* [What you will do]: Format each line of the rows below as a numbered list, skipping blank lines. Omit the pictures.

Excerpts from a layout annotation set
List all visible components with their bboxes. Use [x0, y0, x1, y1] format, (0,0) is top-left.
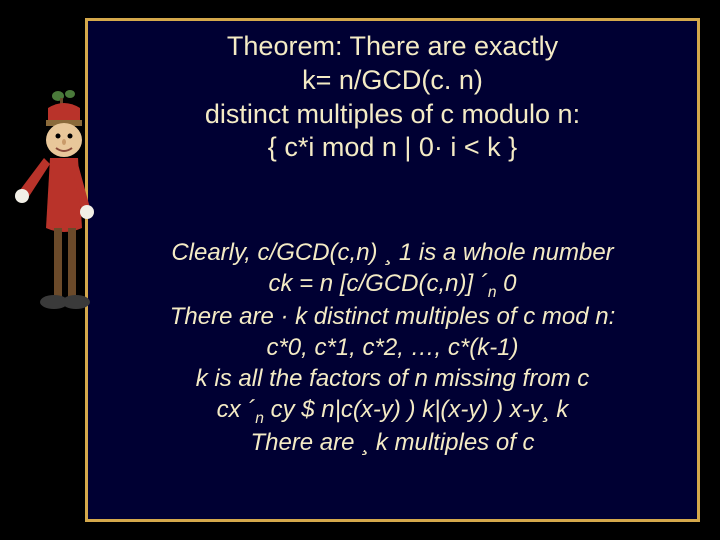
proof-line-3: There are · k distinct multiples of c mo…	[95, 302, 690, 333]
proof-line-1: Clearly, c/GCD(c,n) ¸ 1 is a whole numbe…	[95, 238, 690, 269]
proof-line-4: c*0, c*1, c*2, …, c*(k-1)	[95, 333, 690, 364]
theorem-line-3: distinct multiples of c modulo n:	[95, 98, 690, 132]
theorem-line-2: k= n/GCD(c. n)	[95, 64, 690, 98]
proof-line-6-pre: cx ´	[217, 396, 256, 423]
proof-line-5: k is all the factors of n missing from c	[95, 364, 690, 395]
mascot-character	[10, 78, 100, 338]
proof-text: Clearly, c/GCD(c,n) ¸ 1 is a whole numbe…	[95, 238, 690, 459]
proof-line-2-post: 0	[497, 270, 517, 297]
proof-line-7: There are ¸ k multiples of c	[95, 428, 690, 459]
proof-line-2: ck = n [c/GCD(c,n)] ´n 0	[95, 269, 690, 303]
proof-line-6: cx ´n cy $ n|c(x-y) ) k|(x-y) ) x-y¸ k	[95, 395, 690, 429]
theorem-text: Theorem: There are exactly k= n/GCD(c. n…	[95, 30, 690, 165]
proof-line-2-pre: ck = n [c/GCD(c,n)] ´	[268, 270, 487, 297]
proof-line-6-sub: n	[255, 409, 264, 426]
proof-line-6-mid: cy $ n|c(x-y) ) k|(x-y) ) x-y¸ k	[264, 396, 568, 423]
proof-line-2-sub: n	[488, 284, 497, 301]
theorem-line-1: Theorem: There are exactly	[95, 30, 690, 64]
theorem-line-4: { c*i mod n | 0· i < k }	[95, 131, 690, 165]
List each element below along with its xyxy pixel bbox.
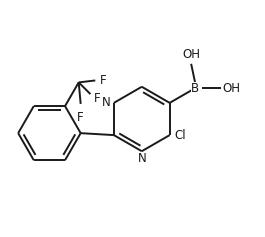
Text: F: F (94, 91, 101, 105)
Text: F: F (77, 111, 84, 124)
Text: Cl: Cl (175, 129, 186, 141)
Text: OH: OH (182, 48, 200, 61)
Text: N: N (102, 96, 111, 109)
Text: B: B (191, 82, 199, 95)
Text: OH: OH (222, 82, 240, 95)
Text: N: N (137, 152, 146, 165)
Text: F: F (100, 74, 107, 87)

* [Answer to this exercise]:
1. List all visible components with their bboxes. Use [x0, y0, x1, y1] format, (0,0) is top-left.
2. proof-line-3: There are · k distinct multiples of c mo…	[95, 302, 690, 333]
3. proof-line-1: Clearly, c/GCD(c,n) ¸ 1 is a whole numbe…	[95, 238, 690, 269]
4. proof-line-4: c*0, c*1, c*2, …, c*(k-1)	[95, 333, 690, 364]
5. theorem-line-3: distinct multiples of c modulo n:	[95, 98, 690, 132]
6. theorem-line-2: k= n/GCD(c. n)	[95, 64, 690, 98]
7. proof-line-6-pre: cx ´	[217, 396, 256, 423]
8. proof-line-5: k is all the factors of n missing from c	[95, 364, 690, 395]
9. mascot-character	[10, 78, 100, 338]
10. proof-text: Clearly, c/GCD(c,n) ¸ 1 is a whole numbe…	[95, 238, 690, 459]
11. proof-line-2-post: 0	[497, 270, 517, 297]
12. proof-line-7: There are ¸ k multiples of c	[95, 428, 690, 459]
13. proof-line-2: ck = n [c/GCD(c,n)] ´n 0	[95, 269, 690, 303]
14. proof-line-6: cx ´n cy $ n|c(x-y) ) k|(x-y) ) x-y¸ k	[95, 395, 690, 429]
15. theorem-text: Theorem: There are exactly k= n/GCD(c. n…	[95, 30, 690, 165]
16. proof-line-2-pre: ck = n [c/GCD(c,n)] ´	[268, 270, 487, 297]
17. proof-line-6-sub: n	[255, 409, 264, 426]
18. proof-line-6-mid: cy $ n|c(x-y) ) k|(x-y) ) x-y¸ k	[264, 396, 568, 423]
19. proof-line-2-sub: n	[488, 284, 497, 301]
20. theorem-line-1: Theorem: There are exactly	[95, 30, 690, 64]
21. theorem-line-4: { c*i mod n | 0· i < k }	[95, 131, 690, 165]
22. List each element below along with its xyxy pixel bbox.
23. Text: F: F (94, 91, 101, 105)
24. Text: F: F (77, 111, 84, 124)
25. Text: Cl: Cl (175, 129, 186, 141)
26. Text: OH: OH (182, 48, 200, 61)
27. Text: N: N (102, 96, 111, 109)
28. Text: B: B (191, 82, 199, 95)
29. Text: OH: OH (222, 82, 240, 95)
30. Text: N: N (137, 152, 146, 165)
31. Text: F: F (100, 74, 107, 87)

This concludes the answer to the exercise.